## BEGIN Input records

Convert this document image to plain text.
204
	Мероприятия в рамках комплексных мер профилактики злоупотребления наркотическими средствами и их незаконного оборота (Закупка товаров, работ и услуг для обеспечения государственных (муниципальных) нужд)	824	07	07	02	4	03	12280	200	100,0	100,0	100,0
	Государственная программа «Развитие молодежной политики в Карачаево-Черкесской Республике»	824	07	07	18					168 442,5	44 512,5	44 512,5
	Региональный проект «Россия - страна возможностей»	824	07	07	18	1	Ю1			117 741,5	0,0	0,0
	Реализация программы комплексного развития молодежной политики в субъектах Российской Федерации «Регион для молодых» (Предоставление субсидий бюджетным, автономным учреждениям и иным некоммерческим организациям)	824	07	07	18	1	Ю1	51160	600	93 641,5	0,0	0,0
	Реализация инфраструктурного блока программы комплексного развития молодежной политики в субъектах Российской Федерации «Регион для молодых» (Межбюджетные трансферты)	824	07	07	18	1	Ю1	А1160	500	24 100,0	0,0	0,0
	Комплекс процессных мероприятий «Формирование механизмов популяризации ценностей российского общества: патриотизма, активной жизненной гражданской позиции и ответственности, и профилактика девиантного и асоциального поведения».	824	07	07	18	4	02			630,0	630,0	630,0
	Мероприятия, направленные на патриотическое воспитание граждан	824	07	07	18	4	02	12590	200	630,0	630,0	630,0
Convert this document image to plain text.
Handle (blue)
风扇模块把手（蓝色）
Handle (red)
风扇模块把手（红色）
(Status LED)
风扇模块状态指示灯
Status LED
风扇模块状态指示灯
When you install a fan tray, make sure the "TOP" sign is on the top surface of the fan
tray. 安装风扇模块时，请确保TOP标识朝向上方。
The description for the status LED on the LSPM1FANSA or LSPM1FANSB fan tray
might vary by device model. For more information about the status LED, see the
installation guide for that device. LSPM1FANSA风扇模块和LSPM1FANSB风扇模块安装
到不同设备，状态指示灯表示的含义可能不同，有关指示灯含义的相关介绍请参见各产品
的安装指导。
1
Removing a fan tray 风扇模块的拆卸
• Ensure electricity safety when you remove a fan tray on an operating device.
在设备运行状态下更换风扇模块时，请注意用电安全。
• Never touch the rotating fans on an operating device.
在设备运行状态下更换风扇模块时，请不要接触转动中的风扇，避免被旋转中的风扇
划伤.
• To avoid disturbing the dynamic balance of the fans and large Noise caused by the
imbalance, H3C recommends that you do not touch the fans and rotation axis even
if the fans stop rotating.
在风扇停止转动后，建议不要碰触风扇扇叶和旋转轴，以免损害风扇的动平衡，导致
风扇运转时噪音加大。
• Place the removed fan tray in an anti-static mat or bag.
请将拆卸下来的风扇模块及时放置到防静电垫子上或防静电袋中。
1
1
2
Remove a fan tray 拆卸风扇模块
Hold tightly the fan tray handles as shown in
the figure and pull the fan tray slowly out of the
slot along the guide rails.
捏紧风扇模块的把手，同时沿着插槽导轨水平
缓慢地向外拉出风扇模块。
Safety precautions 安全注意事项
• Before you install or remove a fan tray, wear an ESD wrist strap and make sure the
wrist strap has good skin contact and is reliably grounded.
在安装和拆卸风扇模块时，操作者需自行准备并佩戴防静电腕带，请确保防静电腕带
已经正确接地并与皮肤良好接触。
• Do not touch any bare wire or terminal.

## END Input records

Find the word "strap" in the records and pull out each line that has it.

▸ **Output of the exercise**
• Before you install or remove a fan tray, wear an ESD wrist strap and make sure the
wrist strap has good skin contact and is reliably grounded.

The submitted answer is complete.